» Stated task
Review the listing and copy each line that holds the word "请输入正确的查询条件进行查询".

» Data for this exercise
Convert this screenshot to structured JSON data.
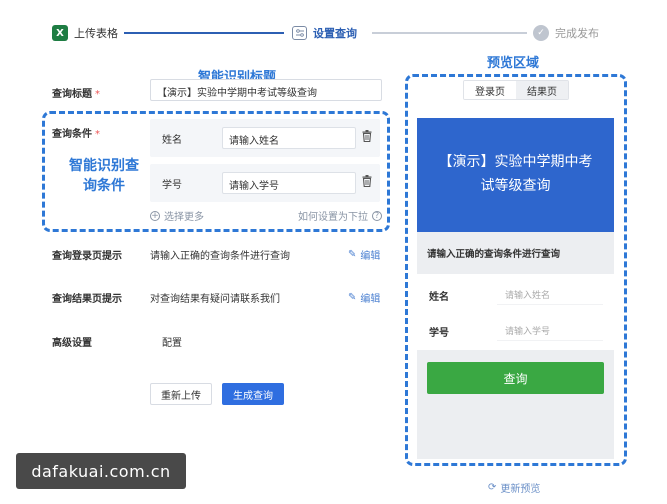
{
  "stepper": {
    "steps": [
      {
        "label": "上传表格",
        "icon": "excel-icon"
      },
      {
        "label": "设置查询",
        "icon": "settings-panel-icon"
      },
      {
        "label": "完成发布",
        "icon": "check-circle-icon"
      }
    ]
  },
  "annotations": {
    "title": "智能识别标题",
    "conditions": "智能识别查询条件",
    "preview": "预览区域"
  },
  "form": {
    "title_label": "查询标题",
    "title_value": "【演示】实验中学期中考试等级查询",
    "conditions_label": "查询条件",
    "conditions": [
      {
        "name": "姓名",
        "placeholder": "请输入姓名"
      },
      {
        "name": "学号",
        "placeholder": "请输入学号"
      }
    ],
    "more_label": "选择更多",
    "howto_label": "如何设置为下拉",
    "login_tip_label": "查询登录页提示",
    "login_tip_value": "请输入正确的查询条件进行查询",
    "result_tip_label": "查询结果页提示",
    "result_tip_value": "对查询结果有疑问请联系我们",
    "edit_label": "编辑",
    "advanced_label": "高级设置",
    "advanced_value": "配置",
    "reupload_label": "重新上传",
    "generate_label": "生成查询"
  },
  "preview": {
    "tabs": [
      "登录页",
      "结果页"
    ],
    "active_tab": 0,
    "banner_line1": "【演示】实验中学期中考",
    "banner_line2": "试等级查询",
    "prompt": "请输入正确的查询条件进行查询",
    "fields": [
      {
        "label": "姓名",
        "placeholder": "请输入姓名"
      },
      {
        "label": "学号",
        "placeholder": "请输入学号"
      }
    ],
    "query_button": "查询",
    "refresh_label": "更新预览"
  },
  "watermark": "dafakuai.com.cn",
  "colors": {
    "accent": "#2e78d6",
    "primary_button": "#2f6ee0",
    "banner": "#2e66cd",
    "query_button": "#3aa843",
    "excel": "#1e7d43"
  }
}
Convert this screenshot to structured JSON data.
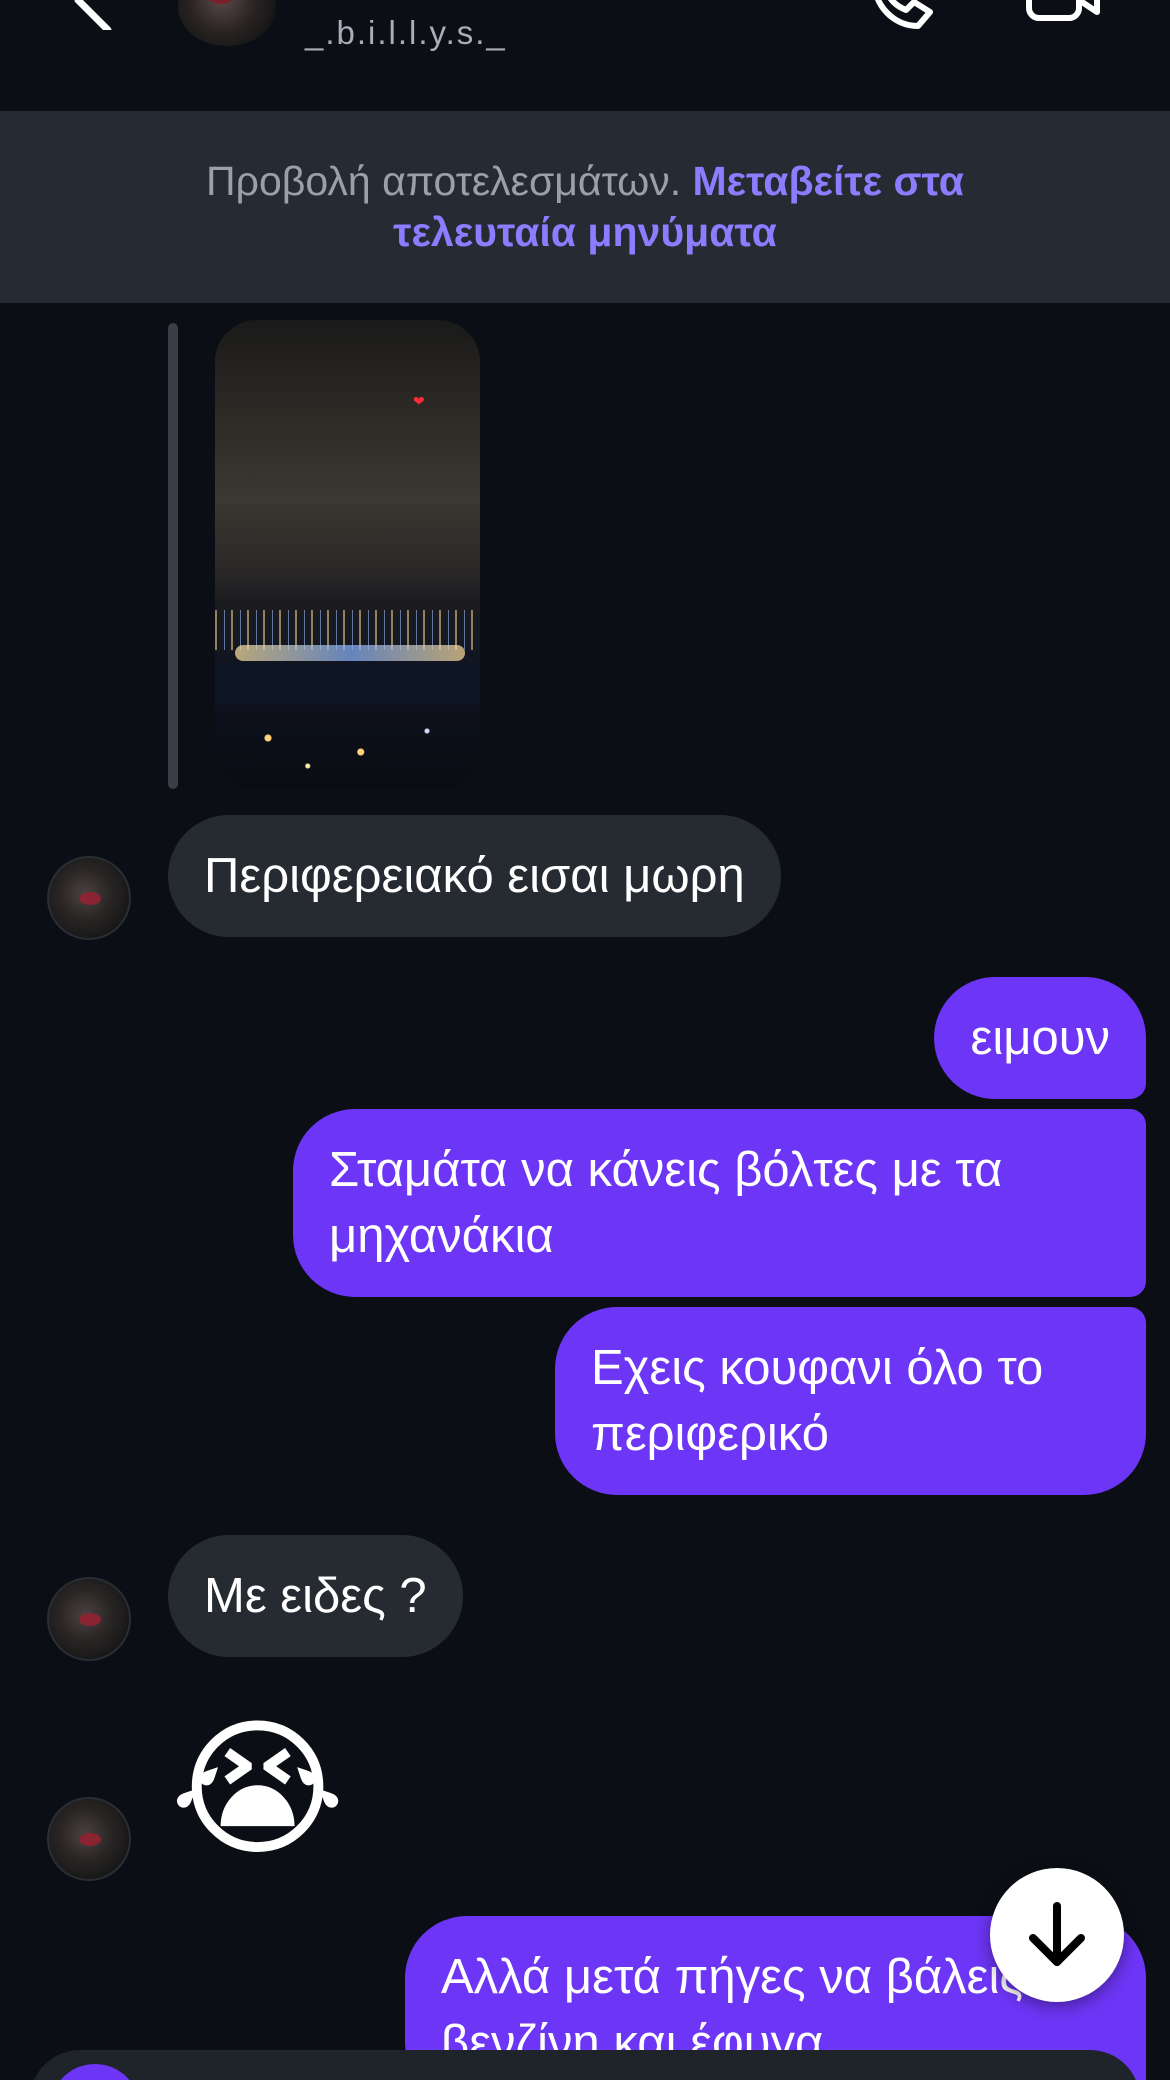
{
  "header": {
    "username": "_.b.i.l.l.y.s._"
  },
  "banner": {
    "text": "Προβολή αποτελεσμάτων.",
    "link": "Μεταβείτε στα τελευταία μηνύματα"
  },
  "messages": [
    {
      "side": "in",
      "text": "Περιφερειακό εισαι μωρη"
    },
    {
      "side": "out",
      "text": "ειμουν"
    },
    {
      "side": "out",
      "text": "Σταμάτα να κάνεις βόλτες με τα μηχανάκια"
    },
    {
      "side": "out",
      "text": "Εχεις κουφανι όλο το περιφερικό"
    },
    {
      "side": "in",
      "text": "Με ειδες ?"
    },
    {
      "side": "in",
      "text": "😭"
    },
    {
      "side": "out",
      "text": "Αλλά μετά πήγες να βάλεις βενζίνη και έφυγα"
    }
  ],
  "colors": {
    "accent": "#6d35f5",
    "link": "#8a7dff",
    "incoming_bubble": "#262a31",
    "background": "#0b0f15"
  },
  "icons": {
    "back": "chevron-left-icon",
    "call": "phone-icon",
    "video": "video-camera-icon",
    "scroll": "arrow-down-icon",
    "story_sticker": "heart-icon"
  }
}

» Final answer
    "login_tip_value": "请输入正确的查询条件进行查询",
    "prompt": "请输入正确的查询条件进行查询",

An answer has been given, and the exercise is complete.